(Collected data)
* START *
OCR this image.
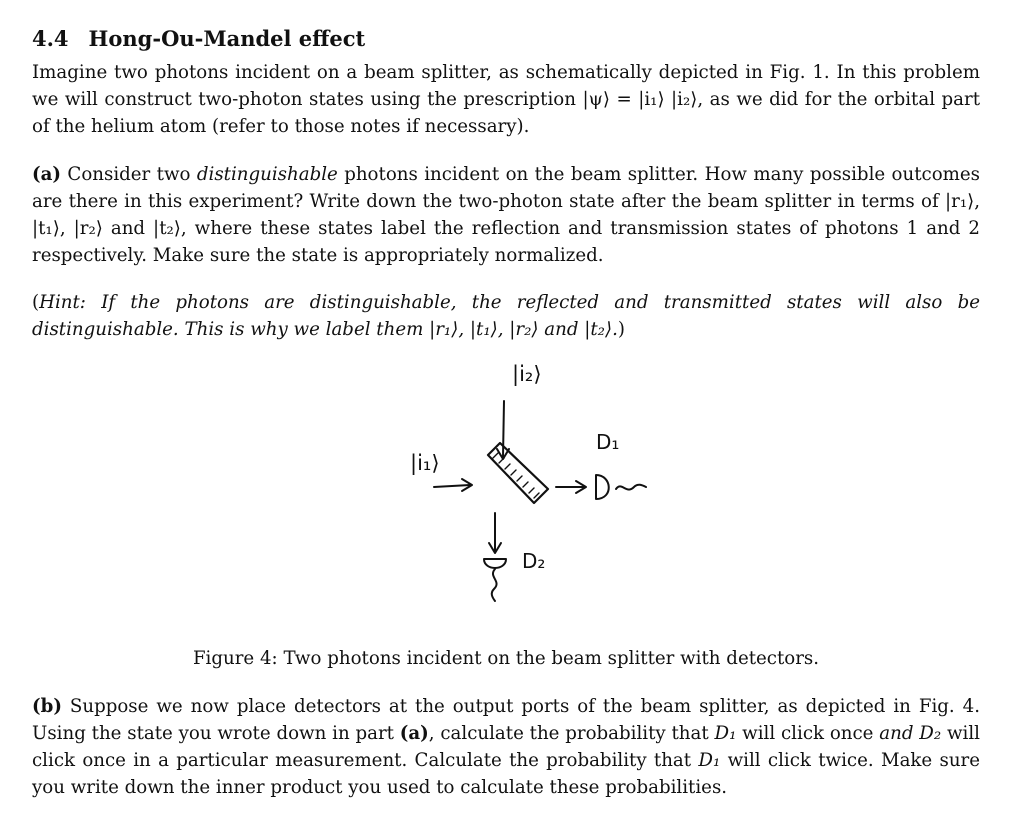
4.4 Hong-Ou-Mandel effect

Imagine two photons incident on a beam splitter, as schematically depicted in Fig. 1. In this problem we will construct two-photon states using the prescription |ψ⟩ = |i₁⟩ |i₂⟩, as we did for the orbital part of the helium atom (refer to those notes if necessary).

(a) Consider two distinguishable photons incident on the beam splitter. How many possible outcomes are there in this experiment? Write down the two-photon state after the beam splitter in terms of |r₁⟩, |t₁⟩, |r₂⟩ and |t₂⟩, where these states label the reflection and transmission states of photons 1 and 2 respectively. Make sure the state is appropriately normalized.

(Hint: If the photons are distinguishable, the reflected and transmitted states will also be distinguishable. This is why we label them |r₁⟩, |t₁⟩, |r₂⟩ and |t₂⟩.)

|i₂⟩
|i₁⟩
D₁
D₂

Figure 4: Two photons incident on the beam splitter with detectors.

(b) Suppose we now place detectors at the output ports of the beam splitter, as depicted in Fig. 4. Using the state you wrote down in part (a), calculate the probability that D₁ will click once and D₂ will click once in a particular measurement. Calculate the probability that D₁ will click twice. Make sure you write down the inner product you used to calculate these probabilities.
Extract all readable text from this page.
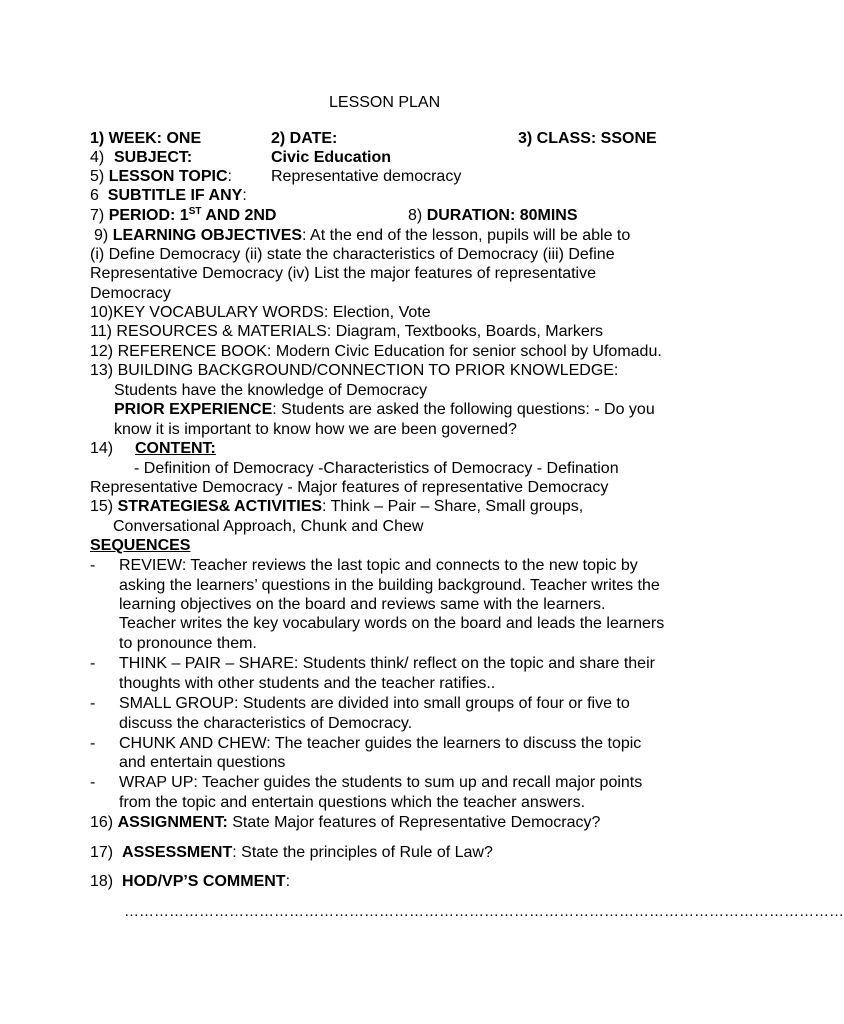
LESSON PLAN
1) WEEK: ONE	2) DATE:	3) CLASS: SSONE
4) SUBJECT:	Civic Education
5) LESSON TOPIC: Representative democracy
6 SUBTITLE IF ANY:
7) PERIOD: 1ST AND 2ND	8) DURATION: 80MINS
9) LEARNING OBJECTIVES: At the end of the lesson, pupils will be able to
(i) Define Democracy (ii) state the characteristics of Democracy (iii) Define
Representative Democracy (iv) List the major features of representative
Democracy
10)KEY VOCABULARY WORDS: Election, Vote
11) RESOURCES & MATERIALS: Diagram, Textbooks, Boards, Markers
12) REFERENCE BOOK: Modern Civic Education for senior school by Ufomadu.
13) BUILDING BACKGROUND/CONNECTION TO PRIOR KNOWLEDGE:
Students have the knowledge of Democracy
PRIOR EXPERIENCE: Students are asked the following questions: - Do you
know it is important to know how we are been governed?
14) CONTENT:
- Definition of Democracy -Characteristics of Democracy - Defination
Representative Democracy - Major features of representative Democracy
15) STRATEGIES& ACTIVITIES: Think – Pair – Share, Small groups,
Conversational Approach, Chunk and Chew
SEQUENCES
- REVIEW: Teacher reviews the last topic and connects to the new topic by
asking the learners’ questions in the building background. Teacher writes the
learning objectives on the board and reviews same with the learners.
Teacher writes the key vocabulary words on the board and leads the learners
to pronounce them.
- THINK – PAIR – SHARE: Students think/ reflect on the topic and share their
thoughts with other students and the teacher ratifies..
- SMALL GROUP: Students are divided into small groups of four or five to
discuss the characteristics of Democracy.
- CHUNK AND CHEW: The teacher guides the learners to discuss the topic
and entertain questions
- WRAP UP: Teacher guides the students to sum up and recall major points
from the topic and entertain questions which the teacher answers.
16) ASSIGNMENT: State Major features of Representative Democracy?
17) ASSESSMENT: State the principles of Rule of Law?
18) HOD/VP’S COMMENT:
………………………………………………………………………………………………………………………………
* END *
Reproduce the entries above word for word. Pictures stay out.

▶ [SOLUTION FOR THIS PROBLEM]:
OCR this image.
4.4 Hong-Ou-Mandel effect

Imagine two photons incident on a beam splitter, as schematically depicted in Fig. 1. In this problem we will construct two-photon states using the prescription |ψ⟩ = |i₁⟩ |i₂⟩, as we did for the orbital part of the helium atom (refer to those notes if necessary).

(a) Consider two distinguishable photons incident on the beam splitter. How many possible outcomes are there in this experiment? Write down the two-photon state after the beam splitter in terms of |r₁⟩, |t₁⟩, |r₂⟩ and |t₂⟩, where these states label the reflection and transmission states of photons 1 and 2 respectively. Make sure the state is appropriately normalized.

(Hint: If the photons are distinguishable, the reflected and transmitted states will also be distinguishable. This is why we label them |r₁⟩, |t₁⟩, |r₂⟩ and |t₂⟩.)

|i₂⟩
|i₁⟩
D₁
D₂

Figure 4: Two photons incident on the beam splitter with detectors.

(b) Suppose we now place detectors at the output ports of the beam splitter, as depicted in Fig. 4. Using the state you wrote down in part (a), calculate the probability that D₁ will click once and D₂ will click once in a particular measurement. Calculate the probability that D₁ will click twice. Make sure you write down the inner product you used to calculate these probabilities.
Extract all readable text from this page.
LESSON PLAN
1) WEEK: ONE	2) DATE:	3) CLASS: SSONE
4) SUBJECT:	Civic Education
5) LESSON TOPIC: Representative democracy
6 SUBTITLE IF ANY:
7) PERIOD: 1ST AND 2ND	8) DURATION: 80MINS
9) LEARNING OBJECTIVES: At the end of the lesson, pupils will be able to
(i) Define Democracy (ii) state the characteristics of Democracy (iii) Define
Representative Democracy (iv) List the major features of representative
Democracy
10)KEY VOCABULARY WORDS: Election, Vote
11) RESOURCES & MATERIALS: Diagram, Textbooks, Boards, Markers
12) REFERENCE BOOK: Modern Civic Education for senior school by Ufomadu.
13) BUILDING BACKGROUND/CONNECTION TO PRIOR KNOWLEDGE:
Students have the knowledge of Democracy
PRIOR EXPERIENCE: Students are asked the following questions: - Do you
know it is important to know how we are been governed?
14) CONTENT:
- Definition of Democracy -Characteristics of Democracy - Defination
Representative Democracy - Major features of representative Democracy
15) STRATEGIES& ACTIVITIES: Think – Pair – Share, Small groups,
Conversational Approach, Chunk and Chew
SEQUENCES
- REVIEW: Teacher reviews the last topic and connects to the new topic by
asking the learners’ questions in the building background. Teacher writes the
learning objectives on the board and reviews same with the learners.
Teacher writes the key vocabulary words on the board and leads the learners
to pronounce them.
- THINK – PAIR – SHARE: Students think/ reflect on the topic and share their
thoughts with other students and the teacher ratifies..
- SMALL GROUP: Students are divided into small groups of four or five to
discuss the characteristics of Democracy.
- CHUNK AND CHEW: The teacher guides the learners to discuss the topic
and entertain questions
- WRAP UP: Teacher guides the students to sum up and recall major points
from the topic and entertain questions which the teacher answers.
16) ASSIGNMENT: State Major features of Representative Democracy?
17) ASSESSMENT: State the principles of Rule of Law?
18) HOD/VP’S COMMENT:
………………………………………………………………………………………………………………………………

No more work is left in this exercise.